Express the stretch of the records from the line containing "- qc-row[interactable]: [1254, 168, 1288, 173]" through the line containing "- panel-title: 年度趋势分析: [972, 456, 1001, 462]", both included, as a JSON list of strings with one string per line and blank lines omitted.

<<<<

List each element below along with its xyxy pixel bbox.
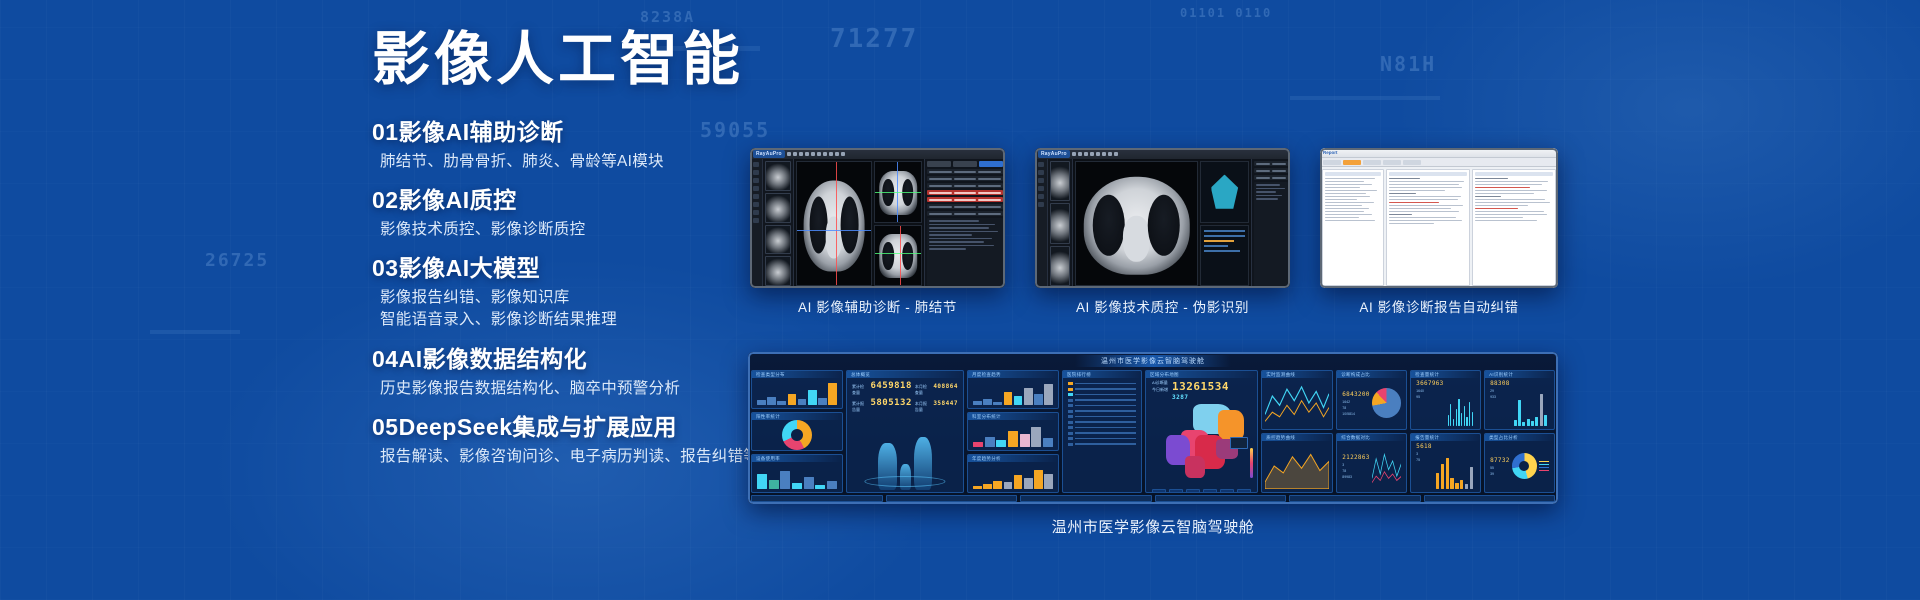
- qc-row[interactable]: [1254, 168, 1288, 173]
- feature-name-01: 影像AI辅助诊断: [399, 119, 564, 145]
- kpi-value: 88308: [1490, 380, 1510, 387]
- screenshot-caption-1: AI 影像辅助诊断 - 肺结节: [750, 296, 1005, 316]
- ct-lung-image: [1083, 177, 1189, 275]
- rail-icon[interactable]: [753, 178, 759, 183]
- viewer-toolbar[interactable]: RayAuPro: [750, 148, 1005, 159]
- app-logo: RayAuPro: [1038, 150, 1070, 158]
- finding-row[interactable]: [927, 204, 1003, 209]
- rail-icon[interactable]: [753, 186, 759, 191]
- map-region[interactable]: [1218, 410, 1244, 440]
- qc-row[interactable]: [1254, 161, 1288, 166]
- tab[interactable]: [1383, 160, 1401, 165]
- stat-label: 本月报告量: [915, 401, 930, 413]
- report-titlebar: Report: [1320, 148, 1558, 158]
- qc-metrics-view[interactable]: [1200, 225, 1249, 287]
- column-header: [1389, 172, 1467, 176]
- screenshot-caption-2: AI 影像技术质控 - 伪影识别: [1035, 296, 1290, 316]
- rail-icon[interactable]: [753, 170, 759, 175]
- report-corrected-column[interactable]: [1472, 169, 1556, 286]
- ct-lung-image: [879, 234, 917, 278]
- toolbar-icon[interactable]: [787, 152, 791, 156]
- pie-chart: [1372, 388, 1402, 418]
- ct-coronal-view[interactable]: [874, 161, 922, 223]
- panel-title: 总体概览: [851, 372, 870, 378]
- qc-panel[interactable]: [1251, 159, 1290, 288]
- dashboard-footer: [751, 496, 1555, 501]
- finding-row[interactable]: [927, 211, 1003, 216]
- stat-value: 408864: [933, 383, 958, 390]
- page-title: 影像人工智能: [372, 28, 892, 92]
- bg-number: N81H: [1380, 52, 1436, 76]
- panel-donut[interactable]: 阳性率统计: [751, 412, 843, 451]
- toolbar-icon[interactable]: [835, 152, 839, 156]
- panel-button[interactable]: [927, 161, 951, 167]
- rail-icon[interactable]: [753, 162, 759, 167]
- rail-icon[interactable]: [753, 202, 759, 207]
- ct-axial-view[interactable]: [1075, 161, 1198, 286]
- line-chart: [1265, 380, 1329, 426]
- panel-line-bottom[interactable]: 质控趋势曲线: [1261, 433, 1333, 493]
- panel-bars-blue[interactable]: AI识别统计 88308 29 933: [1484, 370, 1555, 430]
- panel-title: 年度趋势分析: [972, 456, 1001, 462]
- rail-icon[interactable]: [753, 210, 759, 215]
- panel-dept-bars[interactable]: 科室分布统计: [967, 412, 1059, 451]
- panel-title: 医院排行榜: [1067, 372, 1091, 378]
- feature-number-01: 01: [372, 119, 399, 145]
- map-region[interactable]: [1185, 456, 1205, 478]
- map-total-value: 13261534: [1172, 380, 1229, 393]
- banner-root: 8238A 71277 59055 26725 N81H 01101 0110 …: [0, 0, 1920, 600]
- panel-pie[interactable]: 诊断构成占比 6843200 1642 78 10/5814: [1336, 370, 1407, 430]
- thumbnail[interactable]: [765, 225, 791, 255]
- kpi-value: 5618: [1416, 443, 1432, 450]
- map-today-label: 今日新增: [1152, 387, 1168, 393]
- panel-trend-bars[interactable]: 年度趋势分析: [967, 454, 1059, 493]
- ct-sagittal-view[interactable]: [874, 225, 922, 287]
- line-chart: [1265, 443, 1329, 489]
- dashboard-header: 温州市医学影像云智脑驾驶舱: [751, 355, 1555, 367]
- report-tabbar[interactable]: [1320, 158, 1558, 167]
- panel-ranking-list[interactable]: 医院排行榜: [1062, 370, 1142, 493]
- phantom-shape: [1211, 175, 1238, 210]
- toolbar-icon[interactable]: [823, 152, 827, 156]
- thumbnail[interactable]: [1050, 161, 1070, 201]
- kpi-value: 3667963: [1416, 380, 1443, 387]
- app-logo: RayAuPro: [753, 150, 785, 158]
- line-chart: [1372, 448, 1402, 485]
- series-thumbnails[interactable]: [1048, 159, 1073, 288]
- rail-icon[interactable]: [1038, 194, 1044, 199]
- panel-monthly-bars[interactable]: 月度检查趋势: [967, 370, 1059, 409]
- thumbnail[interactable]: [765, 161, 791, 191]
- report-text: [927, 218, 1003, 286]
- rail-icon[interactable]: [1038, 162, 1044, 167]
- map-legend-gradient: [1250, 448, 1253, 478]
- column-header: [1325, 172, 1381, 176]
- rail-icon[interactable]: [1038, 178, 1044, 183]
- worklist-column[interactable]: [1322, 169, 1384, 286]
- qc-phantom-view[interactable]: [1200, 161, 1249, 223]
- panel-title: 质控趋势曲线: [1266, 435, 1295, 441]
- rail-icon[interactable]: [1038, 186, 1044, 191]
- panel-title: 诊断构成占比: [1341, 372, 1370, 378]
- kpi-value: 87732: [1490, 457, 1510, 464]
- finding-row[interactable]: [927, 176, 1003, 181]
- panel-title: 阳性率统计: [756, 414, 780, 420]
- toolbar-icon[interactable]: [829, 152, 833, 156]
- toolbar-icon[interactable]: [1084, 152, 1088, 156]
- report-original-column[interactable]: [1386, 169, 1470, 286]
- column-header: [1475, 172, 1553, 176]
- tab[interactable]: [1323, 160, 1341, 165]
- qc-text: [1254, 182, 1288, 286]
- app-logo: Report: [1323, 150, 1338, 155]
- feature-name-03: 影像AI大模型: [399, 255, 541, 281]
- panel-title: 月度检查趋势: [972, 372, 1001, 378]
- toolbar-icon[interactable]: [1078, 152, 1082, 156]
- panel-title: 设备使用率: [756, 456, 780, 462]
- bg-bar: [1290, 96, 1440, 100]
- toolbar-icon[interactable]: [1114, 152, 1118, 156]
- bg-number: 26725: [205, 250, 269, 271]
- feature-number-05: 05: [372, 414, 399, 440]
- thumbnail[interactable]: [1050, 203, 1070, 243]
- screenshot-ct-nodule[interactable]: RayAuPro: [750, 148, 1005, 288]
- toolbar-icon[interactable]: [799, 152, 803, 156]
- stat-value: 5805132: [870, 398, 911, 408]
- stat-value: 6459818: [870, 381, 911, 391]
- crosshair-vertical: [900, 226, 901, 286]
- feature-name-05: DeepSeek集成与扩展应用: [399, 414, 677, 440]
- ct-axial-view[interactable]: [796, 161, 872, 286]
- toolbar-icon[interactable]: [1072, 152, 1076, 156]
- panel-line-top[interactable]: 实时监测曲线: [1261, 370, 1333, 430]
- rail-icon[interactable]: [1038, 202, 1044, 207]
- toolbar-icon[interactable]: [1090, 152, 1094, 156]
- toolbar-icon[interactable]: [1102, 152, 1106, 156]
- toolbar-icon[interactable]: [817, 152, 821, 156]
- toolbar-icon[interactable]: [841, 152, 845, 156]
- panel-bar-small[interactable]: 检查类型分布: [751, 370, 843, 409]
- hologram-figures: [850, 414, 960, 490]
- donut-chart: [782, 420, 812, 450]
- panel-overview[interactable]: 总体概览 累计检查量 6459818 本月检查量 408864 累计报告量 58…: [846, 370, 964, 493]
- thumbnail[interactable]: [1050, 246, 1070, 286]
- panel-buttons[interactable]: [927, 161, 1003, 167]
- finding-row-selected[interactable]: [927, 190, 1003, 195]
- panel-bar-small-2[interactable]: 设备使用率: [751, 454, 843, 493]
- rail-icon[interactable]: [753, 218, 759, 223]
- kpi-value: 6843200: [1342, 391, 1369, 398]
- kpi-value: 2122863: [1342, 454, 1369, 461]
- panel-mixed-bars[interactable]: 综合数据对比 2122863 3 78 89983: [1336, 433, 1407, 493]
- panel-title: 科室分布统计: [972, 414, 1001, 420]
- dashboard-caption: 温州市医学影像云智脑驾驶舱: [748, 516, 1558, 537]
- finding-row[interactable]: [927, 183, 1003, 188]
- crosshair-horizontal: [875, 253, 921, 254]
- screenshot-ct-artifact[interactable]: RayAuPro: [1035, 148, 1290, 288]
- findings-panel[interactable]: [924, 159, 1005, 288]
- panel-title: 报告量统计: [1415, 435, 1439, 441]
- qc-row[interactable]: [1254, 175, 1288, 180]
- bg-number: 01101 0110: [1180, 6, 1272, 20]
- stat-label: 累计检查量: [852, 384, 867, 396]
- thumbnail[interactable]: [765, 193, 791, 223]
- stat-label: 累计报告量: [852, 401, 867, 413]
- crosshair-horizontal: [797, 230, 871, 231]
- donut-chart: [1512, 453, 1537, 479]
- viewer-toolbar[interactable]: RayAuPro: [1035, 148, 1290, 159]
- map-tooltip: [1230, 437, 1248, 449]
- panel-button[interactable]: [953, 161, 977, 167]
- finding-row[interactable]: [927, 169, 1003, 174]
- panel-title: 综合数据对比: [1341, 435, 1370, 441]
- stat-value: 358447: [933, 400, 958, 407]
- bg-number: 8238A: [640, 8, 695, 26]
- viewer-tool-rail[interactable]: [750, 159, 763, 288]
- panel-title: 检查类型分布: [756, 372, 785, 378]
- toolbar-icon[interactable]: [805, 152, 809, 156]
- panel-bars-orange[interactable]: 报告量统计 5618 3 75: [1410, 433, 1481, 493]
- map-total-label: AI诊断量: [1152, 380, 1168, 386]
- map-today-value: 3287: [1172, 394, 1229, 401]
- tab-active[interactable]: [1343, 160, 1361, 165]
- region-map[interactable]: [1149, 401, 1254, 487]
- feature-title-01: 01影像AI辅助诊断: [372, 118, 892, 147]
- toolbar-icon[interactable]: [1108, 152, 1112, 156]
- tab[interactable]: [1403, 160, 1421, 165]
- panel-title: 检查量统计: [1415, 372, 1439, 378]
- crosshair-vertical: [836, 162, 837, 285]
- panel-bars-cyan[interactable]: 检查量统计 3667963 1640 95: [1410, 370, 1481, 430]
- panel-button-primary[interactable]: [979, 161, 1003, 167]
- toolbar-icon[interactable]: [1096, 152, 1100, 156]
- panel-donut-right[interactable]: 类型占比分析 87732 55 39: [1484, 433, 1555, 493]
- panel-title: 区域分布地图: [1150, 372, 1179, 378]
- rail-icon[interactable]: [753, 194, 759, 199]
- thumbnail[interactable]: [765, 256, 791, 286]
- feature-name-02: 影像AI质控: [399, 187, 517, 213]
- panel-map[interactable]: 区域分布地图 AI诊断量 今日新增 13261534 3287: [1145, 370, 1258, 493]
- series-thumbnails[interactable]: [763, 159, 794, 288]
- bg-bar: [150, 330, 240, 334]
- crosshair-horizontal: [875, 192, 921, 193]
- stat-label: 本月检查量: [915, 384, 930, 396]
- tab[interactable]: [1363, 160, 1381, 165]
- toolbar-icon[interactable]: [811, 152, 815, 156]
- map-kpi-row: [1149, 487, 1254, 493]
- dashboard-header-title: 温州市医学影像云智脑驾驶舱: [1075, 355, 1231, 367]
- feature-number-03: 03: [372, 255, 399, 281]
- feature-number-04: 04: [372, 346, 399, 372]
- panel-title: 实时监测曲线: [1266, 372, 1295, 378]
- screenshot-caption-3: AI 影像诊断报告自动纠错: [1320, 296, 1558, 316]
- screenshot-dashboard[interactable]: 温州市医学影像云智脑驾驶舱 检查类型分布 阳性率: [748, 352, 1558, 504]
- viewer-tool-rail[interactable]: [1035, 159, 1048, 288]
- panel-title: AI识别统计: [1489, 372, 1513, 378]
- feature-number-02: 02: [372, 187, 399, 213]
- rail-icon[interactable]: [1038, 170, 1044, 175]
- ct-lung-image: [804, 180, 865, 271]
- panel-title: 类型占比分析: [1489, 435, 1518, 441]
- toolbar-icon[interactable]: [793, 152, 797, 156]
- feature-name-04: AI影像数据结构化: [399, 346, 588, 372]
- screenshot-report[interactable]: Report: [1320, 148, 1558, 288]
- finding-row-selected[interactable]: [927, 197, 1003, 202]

>>>>

**Response to the task:**
[
  "- qc-row[interactable]: [1254, 168, 1288, 173]",
  "- feature-name-01: 影像AI辅助诊断: [399, 119, 564, 145]",
  "- kpi-value: 88308: [1490, 380, 1510, 387]",
  "- screenshot-caption-1: AI 影像辅助诊断 - 肺结节: [750, 296, 1005, 316]",
  "- ct-lung-image: [1083, 177, 1189, 275]",
  "- rail-icon[interactable]: [753, 178, 759, 183]",
  "- viewer-toolbar[interactable]: RayAuPro: [750, 148, 1005, 159]",
  "- app-logo: RayAuPro: [1038, 150, 1070, 158]",
  "- finding-row[interactable]: [927, 204, 1003, 209]",
  "- rail-icon[interactable]: [753, 186, 759, 191]",
  "- map-region[interactable]: [1218, 410, 1244, 440]",
  "- qc-row[interactable]: [1254, 161, 1288, 166]",
  "- tab[interactable]: [1383, 160, 1401, 165]",
  "- stat-label: 本月报告量: [915, 401, 930, 413]",
  "- report-titlebar: Report: [1320, 148, 1558, 158]",
  "- qc-metrics-view[interactable]: [1200, 225, 1249, 287]",
  "- column-header: [1389, 172, 1467, 176]",
  "- screenshot-caption-2: AI 影像技术质控 - 伪影识别: [1035, 296, 1290, 316]",
  "- rail-icon[interactable]: [753, 170, 759, 175]",
  "- report-corrected-column[interactable]: [1472, 169, 1556, 286]",
  "- ct-lung-image: [879, 234, 917, 278]",
  "- toolbar-icon[interactable]: [787, 152, 791, 156]",
  "- pie-chart: [1372, 388, 1402, 418]",
  "- ct-coronal-view[interactable]: [874, 161, 922, 223]",
  "- panel-title: 总体概览: [851, 372, 870, 378]",
  "- qc-panel[interactable]: [1251, 159, 1290, 288]",
  "- dashboard-footer: [751, 496, 1555, 501]",
  "- finding-row[interactable]: [927, 211, 1003, 216]",
  "- stat-value: 408864: [933, 383, 958, 390]",
  "- page-title: 影像人工智能: [372, 28, 892, 92]",
  "- bg-number: N81H: [1380, 52, 1436, 76]",
  "- panel-donut[interactable]: 阳性率统计: [751, 412, 843, 451]",
  "- toolbar-icon[interactable]: [835, 152, 839, 156]",
  "- panel-button[interactable]: [927, 161, 951, 167]",
  "- rail-icon[interactable]: [753, 162, 759, 167]",
  "- rail-icon[interactable]: [753, 202, 759, 207]",
  "- ct-axial-view[interactable]: [1075, 161, 1198, 286]",
  "- line-chart: [1265, 380, 1329, 426]",
  "- panel-line-bottom[interactable]: 质控趋势曲线: [1261, 433, 1333, 493]",
  "- panel-bars-blue[interactable]: AI识别统计 88308 29 933: [1484, 370, 1555, 430]",
  "- panel-title: 年度趋势分析: [972, 456, 1001, 462]"
]